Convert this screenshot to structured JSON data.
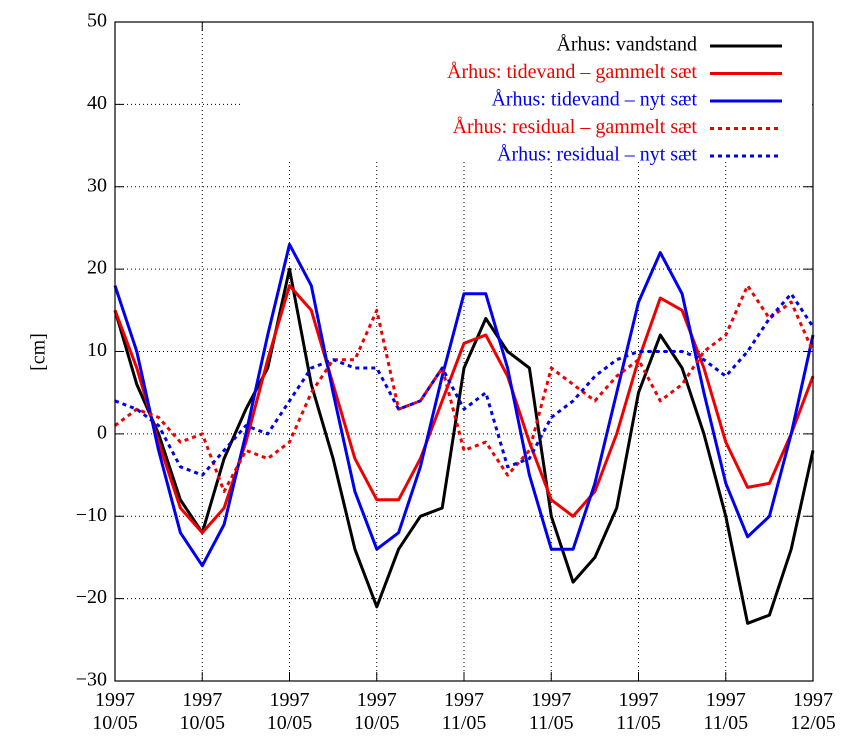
{
  "chart_data": {
    "type": "line",
    "y_label": "[cm]",
    "xlim": [
      0,
      8
    ],
    "xticks": [
      {
        "value": 0,
        "label": "1997 10/05"
      },
      {
        "value": 1,
        "label": "1997 10/05"
      },
      {
        "value": 2,
        "label": "1997 10/05"
      },
      {
        "value": 3,
        "label": "1997 10/05"
      },
      {
        "value": 4,
        "label": "1997 11/05"
      },
      {
        "value": 5,
        "label": "1997 11/05"
      },
      {
        "value": 6,
        "label": "1997 11/05"
      },
      {
        "value": 7,
        "label": "1997 11/05"
      },
      {
        "value": 8,
        "label": "1997 12/05"
      }
    ],
    "ylim": [
      -30,
      50
    ],
    "yticks": [
      {
        "value": -30,
        "label": "−30"
      },
      {
        "value": -20,
        "label": "−20"
      },
      {
        "value": -10,
        "label": "−10"
      },
      0,
      10,
      20,
      30,
      40,
      50
    ],
    "grid": true,
    "legend": "top-right",
    "x": [
      0,
      0.25,
      0.5,
      0.75,
      1,
      1.25,
      1.5,
      1.75,
      2,
      2.25,
      2.5,
      2.75,
      3,
      3.25,
      3.5,
      3.75,
      4,
      4.25,
      4.5,
      4.75,
      5,
      5.25,
      5.5,
      5.75,
      6,
      6.25,
      6.5,
      6.75,
      7,
      7.25,
      7.5,
      7.75,
      8
    ],
    "series": [
      {
        "name": "Århus: vandstand",
        "color": "#000000",
        "style": "solid",
        "values": [
          15,
          6,
          0,
          -8,
          -12,
          -3,
          3,
          8,
          20,
          6,
          -3,
          -14,
          -21,
          -14,
          -10,
          -9,
          8,
          14,
          10,
          8,
          -10,
          -18,
          -15,
          -9,
          5,
          12,
          8,
          0,
          -10,
          -23,
          -22,
          -14,
          -2
        ]
      },
      {
        "name": "Århus: tidevand – gammelt sæt",
        "color": "#ee0000",
        "style": "solid",
        "values": [
          15,
          8,
          -1,
          -9,
          -12,
          -9,
          -1,
          9,
          18,
          15,
          6,
          -3,
          -8,
          -8,
          -3,
          4,
          11,
          12,
          7,
          -1,
          -8,
          -10,
          -7,
          0,
          9,
          16.5,
          15,
          8,
          -1,
          -6.5,
          -6,
          0,
          7
        ]
      },
      {
        "name": "Århus: tidevand – nyt sæt",
        "color": "#0000ee",
        "style": "solid",
        "values": [
          18,
          10,
          -2,
          -12,
          -16,
          -11,
          0,
          12,
          23,
          18,
          5,
          -7,
          -14,
          -12,
          -4,
          7,
          17,
          17,
          8,
          -5,
          -14,
          -14,
          -6,
          5,
          16,
          22,
          17,
          5,
          -6,
          -12.5,
          -10,
          0,
          12
        ]
      },
      {
        "name": "Århus: residual – gammelt sæt",
        "color": "#ee0000",
        "style": "dashed",
        "values": [
          1,
          3,
          2,
          -1,
          0,
          -7,
          -2,
          -3,
          -1,
          5,
          9,
          9,
          15,
          3,
          4,
          8,
          -2,
          -1,
          -5,
          -2,
          8,
          6,
          4,
          7,
          9,
          4,
          6,
          10,
          12,
          18,
          14,
          16,
          10
        ]
      },
      {
        "name": "Århus: residual – nyt sæt",
        "color": "#0000ee",
        "style": "dashed",
        "values": [
          4,
          3,
          1,
          -4,
          -5,
          -2,
          1,
          0,
          4,
          8,
          9,
          8,
          8,
          3,
          4,
          8,
          3,
          5,
          -4,
          -3,
          2,
          4,
          7,
          9,
          10,
          10,
          10,
          9,
          7,
          10,
          14,
          17,
          13
        ]
      }
    ]
  }
}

═══

== STATED GOAL ==
Strip the images and reproduce the remaining records precisely.

== EXERCISE RESPONSE ==
Convert this screenshot to structured JSON data.
{
  "chart_data": {
    "type": "line",
    "y_label": "[cm]",
    "xlim": [
      0,
      8
    ],
    "xticks": [
      {
        "value": 0,
        "label": "1997 10/05"
      },
      {
        "value": 1,
        "label": "1997 10/05"
      },
      {
        "value": 2,
        "label": "1997 10/05"
      },
      {
        "value": 3,
        "label": "1997 10/05"
      },
      {
        "value": 4,
        "label": "1997 11/05"
      },
      {
        "value": 5,
        "label": "1997 11/05"
      },
      {
        "value": 6,
        "label": "1997 11/05"
      },
      {
        "value": 7,
        "label": "1997 11/05"
      },
      {
        "value": 8,
        "label": "1997 12/05"
      }
    ],
    "ylim": [
      -30,
      50
    ],
    "yticks": [
      {
        "value": -30,
        "label": "−30"
      },
      {
        "value": -20,
        "label": "−20"
      },
      {
        "value": -10,
        "label": "−10"
      },
      0,
      10,
      20,
      30,
      40,
      50
    ],
    "grid": true,
    "legend": "top-right",
    "x": [
      0,
      0.25,
      0.5,
      0.75,
      1,
      1.25,
      1.5,
      1.75,
      2,
      2.25,
      2.5,
      2.75,
      3,
      3.25,
      3.5,
      3.75,
      4,
      4.25,
      4.5,
      4.75,
      5,
      5.25,
      5.5,
      5.75,
      6,
      6.25,
      6.5,
      6.75,
      7,
      7.25,
      7.5,
      7.75,
      8
    ],
    "series": [
      {
        "name": "Århus: vandstand",
        "color": "#000000",
        "style": "solid",
        "values": [
          15,
          6,
          0,
          -8,
          -12,
          -3,
          3,
          8,
          20,
          6,
          -3,
          -14,
          -21,
          -14,
          -10,
          -9,
          8,
          14,
          10,
          8,
          -10,
          -18,
          -15,
          -9,
          5,
          12,
          8,
          0,
          -10,
          -23,
          -22,
          -14,
          -2
        ]
      },
      {
        "name": "Århus: tidevand – gammelt sæt",
        "color": "#ee0000",
        "style": "solid",
        "values": [
          15,
          8,
          -1,
          -9,
          -12,
          -9,
          -1,
          9,
          18,
          15,
          6,
          -3,
          -8,
          -8,
          -3,
          4,
          11,
          12,
          7,
          -1,
          -8,
          -10,
          -7,
          0,
          9,
          16.5,
          15,
          8,
          -1,
          -6.5,
          -6,
          0,
          7
        ]
      },
      {
        "name": "Århus: tidevand – nyt sæt",
        "color": "#0000ee",
        "style": "solid",
        "values": [
          18,
          10,
          -2,
          -12,
          -16,
          -11,
          0,
          12,
          23,
          18,
          5,
          -7,
          -14,
          -12,
          -4,
          7,
          17,
          17,
          8,
          -5,
          -14,
          -14,
          -6,
          5,
          16,
          22,
          17,
          5,
          -6,
          -12.5,
          -10,
          0,
          12
        ]
      },
      {
        "name": "Århus: residual – gammelt sæt",
        "color": "#ee0000",
        "style": "dashed",
        "values": [
          1,
          3,
          2,
          -1,
          0,
          -7,
          -2,
          -3,
          -1,
          5,
          9,
          9,
          15,
          3,
          4,
          8,
          -2,
          -1,
          -5,
          -2,
          8,
          6,
          4,
          7,
          9,
          4,
          6,
          10,
          12,
          18,
          14,
          16,
          10
        ]
      },
      {
        "name": "Århus: residual – nyt sæt",
        "color": "#0000ee",
        "style": "dashed",
        "values": [
          4,
          3,
          1,
          -4,
          -5,
          -2,
          1,
          0,
          4,
          8,
          9,
          8,
          8,
          3,
          4,
          8,
          3,
          5,
          -4,
          -3,
          2,
          4,
          7,
          9,
          10,
          10,
          10,
          9,
          7,
          10,
          14,
          17,
          13
        ]
      }
    ]
  }
}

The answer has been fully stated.